[Records from a dataset]
+ + + + +

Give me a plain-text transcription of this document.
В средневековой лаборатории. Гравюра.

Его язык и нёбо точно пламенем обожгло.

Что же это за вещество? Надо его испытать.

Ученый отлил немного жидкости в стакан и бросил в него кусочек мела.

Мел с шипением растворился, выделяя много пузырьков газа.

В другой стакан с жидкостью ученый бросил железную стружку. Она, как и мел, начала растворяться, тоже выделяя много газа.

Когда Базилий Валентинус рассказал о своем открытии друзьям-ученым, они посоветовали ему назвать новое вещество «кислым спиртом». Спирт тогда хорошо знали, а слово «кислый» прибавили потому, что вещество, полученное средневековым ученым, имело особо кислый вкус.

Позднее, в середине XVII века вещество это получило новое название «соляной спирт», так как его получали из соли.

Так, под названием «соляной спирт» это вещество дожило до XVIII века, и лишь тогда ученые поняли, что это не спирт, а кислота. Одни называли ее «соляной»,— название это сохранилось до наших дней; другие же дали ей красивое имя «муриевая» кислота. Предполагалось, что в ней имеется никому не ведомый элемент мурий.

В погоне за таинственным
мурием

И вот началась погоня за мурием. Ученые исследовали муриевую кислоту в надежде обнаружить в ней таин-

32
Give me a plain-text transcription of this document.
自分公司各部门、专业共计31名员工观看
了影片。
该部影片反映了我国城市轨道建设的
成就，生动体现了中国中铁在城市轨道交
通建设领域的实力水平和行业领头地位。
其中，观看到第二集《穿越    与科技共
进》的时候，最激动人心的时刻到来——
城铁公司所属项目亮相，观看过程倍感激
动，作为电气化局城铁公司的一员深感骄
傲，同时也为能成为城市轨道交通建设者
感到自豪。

+ + + + +

■ **Exercise details**
In the entries above, find every line with the word "название" and list it.

■ **Output of the task**
Позднее, в середине XVII века вещество это получило новое название «соляной спирт», так как его получали из соли.
Так, под названием «соляной спирт» это вещество дожило до XVIII века, и лишь тогда ученые поняли, что это не спирт, а кислота. Одни называли ее «соляной»,— название это сохранилось до наших дней; другие же дали ей красивое имя «муриевая» кислота. Предполагалось, что в ней имеется никому не ведомый элемент мурий.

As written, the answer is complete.